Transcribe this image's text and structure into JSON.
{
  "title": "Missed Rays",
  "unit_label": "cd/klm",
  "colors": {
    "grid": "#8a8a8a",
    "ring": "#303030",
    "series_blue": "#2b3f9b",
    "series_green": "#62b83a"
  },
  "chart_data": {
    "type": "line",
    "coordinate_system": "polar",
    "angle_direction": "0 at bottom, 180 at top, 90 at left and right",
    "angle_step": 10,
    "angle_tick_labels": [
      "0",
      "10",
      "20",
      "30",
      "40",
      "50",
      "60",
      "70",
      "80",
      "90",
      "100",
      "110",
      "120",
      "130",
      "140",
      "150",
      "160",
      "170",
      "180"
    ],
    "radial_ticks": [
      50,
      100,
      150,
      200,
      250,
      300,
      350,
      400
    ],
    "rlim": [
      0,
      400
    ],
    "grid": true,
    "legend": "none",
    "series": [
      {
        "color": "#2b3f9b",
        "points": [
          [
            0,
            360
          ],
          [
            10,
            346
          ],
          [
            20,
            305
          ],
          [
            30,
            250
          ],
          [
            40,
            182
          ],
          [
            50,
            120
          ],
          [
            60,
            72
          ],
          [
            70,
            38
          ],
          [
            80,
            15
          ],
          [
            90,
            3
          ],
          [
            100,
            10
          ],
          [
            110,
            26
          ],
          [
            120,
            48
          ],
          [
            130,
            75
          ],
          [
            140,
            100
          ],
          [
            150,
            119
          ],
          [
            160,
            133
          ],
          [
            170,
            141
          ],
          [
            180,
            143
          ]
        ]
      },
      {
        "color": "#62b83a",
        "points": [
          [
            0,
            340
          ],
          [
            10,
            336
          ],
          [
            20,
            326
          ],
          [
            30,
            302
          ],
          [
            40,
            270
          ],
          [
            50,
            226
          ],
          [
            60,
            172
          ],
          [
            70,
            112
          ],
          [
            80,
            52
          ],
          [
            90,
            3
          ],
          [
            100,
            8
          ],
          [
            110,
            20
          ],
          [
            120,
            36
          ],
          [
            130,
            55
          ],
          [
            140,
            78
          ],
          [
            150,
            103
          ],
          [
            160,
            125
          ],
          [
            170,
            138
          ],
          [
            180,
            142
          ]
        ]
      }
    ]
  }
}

_ _ _ _

Working from the material above, retype it in its entirety without change.

» The result
Transcribe this image's text and structure into JSON.
{
  "title": "Missed Rays",
  "unit_label": "cd/klm",
  "colors": {
    "grid": "#8a8a8a",
    "ring": "#303030",
    "series_blue": "#2b3f9b",
    "series_green": "#62b83a"
  },
  "chart_data": {
    "type": "line",
    "coordinate_system": "polar",
    "angle_direction": "0 at bottom, 180 at top, 90 at left and right",
    "angle_step": 10,
    "angle_tick_labels": [
      "0",
      "10",
      "20",
      "30",
      "40",
      "50",
      "60",
      "70",
      "80",
      "90",
      "100",
      "110",
      "120",
      "130",
      "140",
      "150",
      "160",
      "170",
      "180"
    ],
    "radial_ticks": [
      50,
      100,
      150,
      200,
      250,
      300,
      350,
      400
    ],
    "rlim": [
      0,
      400
    ],
    "grid": true,
    "legend": "none",
    "series": [
      {
        "color": "#2b3f9b",
        "points": [
          [
            0,
            360
          ],
          [
            10,
            346
          ],
          [
            20,
            305
          ],
          [
            30,
            250
          ],
          [
            40,
            182
          ],
          [
            50,
            120
          ],
          [
            60,
            72
          ],
          [
            70,
            38
          ],
          [
            80,
            15
          ],
          [
            90,
            3
          ],
          [
            100,
            10
          ],
          [
            110,
            26
          ],
          [
            120,
            48
          ],
          [
            130,
            75
          ],
          [
            140,
            100
          ],
          [
            150,
            119
          ],
          [
            160,
            133
          ],
          [
            170,
            141
          ],
          [
            180,
            143
          ]
        ]
      },
      {
        "color": "#62b83a",
        "points": [
          [
            0,
            340
          ],
          [
            10,
            336
          ],
          [
            20,
            326
          ],
          [
            30,
            302
          ],
          [
            40,
            270
          ],
          [
            50,
            226
          ],
          [
            60,
            172
          ],
          [
            70,
            112
          ],
          [
            80,
            52
          ],
          [
            90,
            3
          ],
          [
            100,
            8
          ],
          [
            110,
            20
          ],
          [
            120,
            36
          ],
          [
            130,
            55
          ],
          [
            140,
            78
          ],
          [
            150,
            103
          ],
          [
            160,
            125
          ],
          [
            170,
            138
          ],
          [
            180,
            142
          ]
        ]
      }
    ]
  }
}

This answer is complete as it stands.